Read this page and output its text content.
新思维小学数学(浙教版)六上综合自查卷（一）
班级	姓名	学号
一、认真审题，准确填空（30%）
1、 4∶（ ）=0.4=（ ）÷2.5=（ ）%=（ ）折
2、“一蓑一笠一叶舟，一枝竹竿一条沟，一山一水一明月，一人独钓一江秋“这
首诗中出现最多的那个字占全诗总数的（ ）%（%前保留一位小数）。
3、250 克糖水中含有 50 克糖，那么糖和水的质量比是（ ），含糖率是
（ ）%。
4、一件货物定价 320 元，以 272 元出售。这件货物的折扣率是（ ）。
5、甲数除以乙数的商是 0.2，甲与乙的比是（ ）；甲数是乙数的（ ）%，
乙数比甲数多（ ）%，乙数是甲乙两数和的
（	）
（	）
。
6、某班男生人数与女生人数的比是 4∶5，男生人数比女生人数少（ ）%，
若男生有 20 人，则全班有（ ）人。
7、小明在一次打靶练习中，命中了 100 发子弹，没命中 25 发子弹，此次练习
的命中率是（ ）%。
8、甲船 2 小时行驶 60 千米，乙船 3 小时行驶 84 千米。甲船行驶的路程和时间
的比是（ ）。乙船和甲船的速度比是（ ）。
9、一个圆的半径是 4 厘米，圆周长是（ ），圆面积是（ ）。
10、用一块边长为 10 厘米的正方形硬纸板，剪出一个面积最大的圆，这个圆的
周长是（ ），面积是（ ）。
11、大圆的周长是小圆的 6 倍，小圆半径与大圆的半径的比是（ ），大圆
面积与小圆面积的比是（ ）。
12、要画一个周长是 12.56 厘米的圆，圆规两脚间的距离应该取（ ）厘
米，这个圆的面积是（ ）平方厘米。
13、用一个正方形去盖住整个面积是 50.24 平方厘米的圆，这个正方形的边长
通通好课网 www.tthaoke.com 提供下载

#### Requirements
Each record above should be output again exactly.

#### Result for this exercise
Read this page and output its text content.
新思维小学数学(浙教版)六上综合自查卷（一）
班级	姓名	学号
一、认真审题，准确填空（30%）
1、 4∶（ ）=0.4=（ ）÷2.5=（ ）%=（ ）折
2、“一蓑一笠一叶舟，一枝竹竿一条沟，一山一水一明月，一人独钓一江秋“这
首诗中出现最多的那个字占全诗总数的（ ）%（%前保留一位小数）。
3、250 克糖水中含有 50 克糖，那么糖和水的质量比是（ ），含糖率是
（ ）%。
4、一件货物定价 320 元，以 272 元出售。这件货物的折扣率是（ ）。
5、甲数除以乙数的商是 0.2，甲与乙的比是（ ）；甲数是乙数的（ ）%，
乙数比甲数多（ ）%，乙数是甲乙两数和的
（	）
（	）
。
6、某班男生人数与女生人数的比是 4∶5，男生人数比女生人数少（ ）%，
若男生有 20 人，则全班有（ ）人。
7、小明在一次打靶练习中，命中了 100 发子弹，没命中 25 发子弹，此次练习
的命中率是（ ）%。
8、甲船 2 小时行驶 60 千米，乙船 3 小时行驶 84 千米。甲船行驶的路程和时间
的比是（ ）。乙船和甲船的速度比是（ ）。
9、一个圆的半径是 4 厘米，圆周长是（ ），圆面积是（ ）。
10、用一块边长为 10 厘米的正方形硬纸板，剪出一个面积最大的圆，这个圆的
周长是（ ），面积是（ ）。
11、大圆的周长是小圆的 6 倍，小圆半径与大圆的半径的比是（ ），大圆
面积与小圆面积的比是（ ）。
12、要画一个周长是 12.56 厘米的圆，圆规两脚间的距离应该取（ ）厘
米，这个圆的面积是（ ）平方厘米。
13、用一个正方形去盖住整个面积是 50.24 平方厘米的圆，这个正方形的边长
通通好课网 www.tthaoke.com 提供下载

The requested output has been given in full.